### EXERCISE DESCRIPTION
Your reply should be one number: the count of lines holding the word "JSON".

[Structured figure records]
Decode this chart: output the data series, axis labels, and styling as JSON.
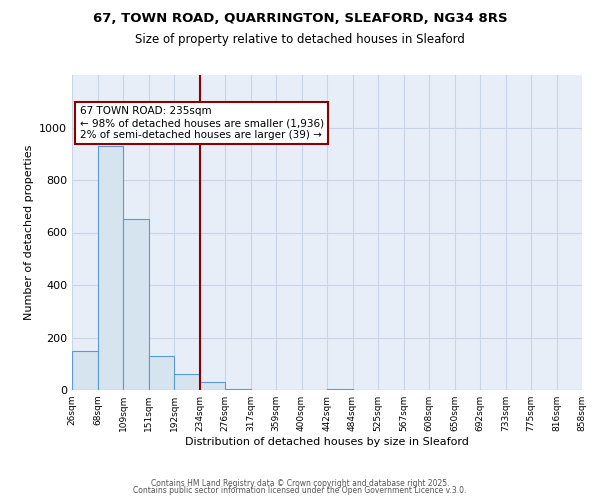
{
  "title_line1": "67, TOWN ROAD, QUARRINGTON, SLEAFORD, NG34 8RS",
  "title_line2": "Size of property relative to detached houses in Sleaford",
  "xlabel": "Distribution of detached houses by size in Sleaford",
  "ylabel": "Number of detached properties",
  "bins": [
    "26sqm",
    "68sqm",
    "109sqm",
    "151sqm",
    "192sqm",
    "234sqm",
    "276sqm",
    "317sqm",
    "359sqm",
    "400sqm",
    "442sqm",
    "484sqm",
    "525sqm",
    "567sqm",
    "608sqm",
    "650sqm",
    "692sqm",
    "733sqm",
    "775sqm",
    "816sqm",
    "858sqm"
  ],
  "values": [
    150,
    930,
    650,
    130,
    60,
    30,
    5,
    0,
    0,
    0,
    5,
    0,
    0,
    0,
    0,
    0,
    0,
    0,
    0,
    0
  ],
  "bar_color": "#d6e4f0",
  "bar_edgecolor": "#5b9bd5",
  "vline_color": "#8b0000",
  "annotation_text": "67 TOWN ROAD: 235sqm\n← 98% of detached houses are smaller (1,936)\n2% of semi-detached houses are larger (39) →",
  "annotation_box_color": "white",
  "annotation_box_edgecolor": "#8b0000",
  "ylim": [
    0,
    1200
  ],
  "yticks": [
    0,
    200,
    400,
    600,
    800,
    1000
  ],
  "grid_color": "#c8d4e8",
  "background_color": "#e8eef8",
  "footer_line1": "Contains HM Land Registry data © Crown copyright and database right 2025.",
  "footer_line2": "Contains public sector information licensed under the Open Government Licence v.3.0."
}
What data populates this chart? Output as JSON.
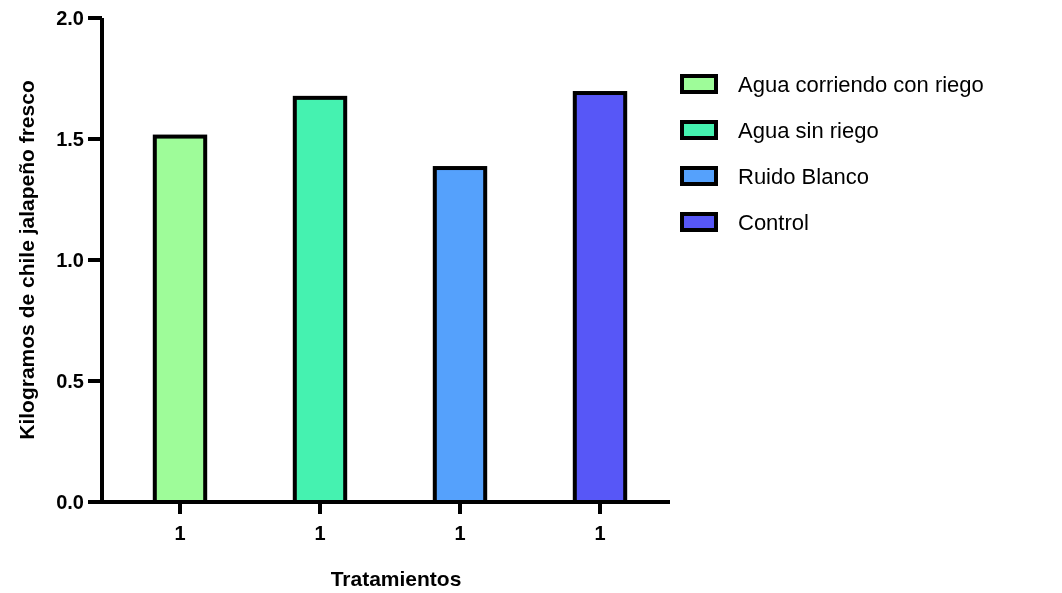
{
  "chart_data": {
    "type": "bar",
    "xlabel": "Tratamientos",
    "ylabel": "Kilogramos de chile jalapeño fresco",
    "categories": [
      "1",
      "1",
      "1",
      "1"
    ],
    "stacked": true,
    "series": [
      {
        "name": "Agua corriendo con riego",
        "color": "#9efc99",
        "values": [
          1.51,
          null,
          null,
          null
        ]
      },
      {
        "name": "Agua sin riego",
        "color": "#45f2b0",
        "values": [
          null,
          1.67,
          null,
          null
        ]
      },
      {
        "name": "Ruido Blanco",
        "color": "#55a1fc",
        "values": [
          null,
          null,
          1.38,
          null
        ]
      },
      {
        "name": "Control",
        "color": "#5757f7",
        "values": [
          null,
          null,
          null,
          1.69
        ]
      }
    ],
    "ylim": [
      0,
      2
    ],
    "yticks": [
      {
        "value": 0,
        "label": "0.0"
      },
      {
        "value": 0.5,
        "label": "0.5"
      },
      {
        "value": 1,
        "label": "1.0"
      },
      {
        "value": 1.5,
        "label": "1.5"
      },
      {
        "value": 2,
        "label": "2.0"
      }
    ],
    "grid": false,
    "legend": "right"
  }
}
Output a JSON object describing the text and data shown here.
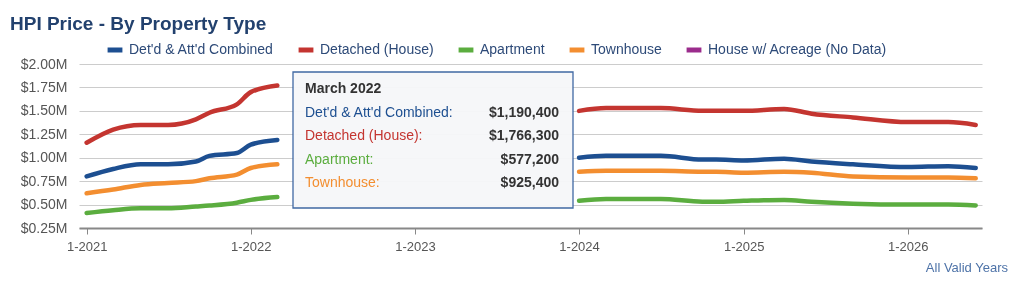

### SOLUTION BELOW
3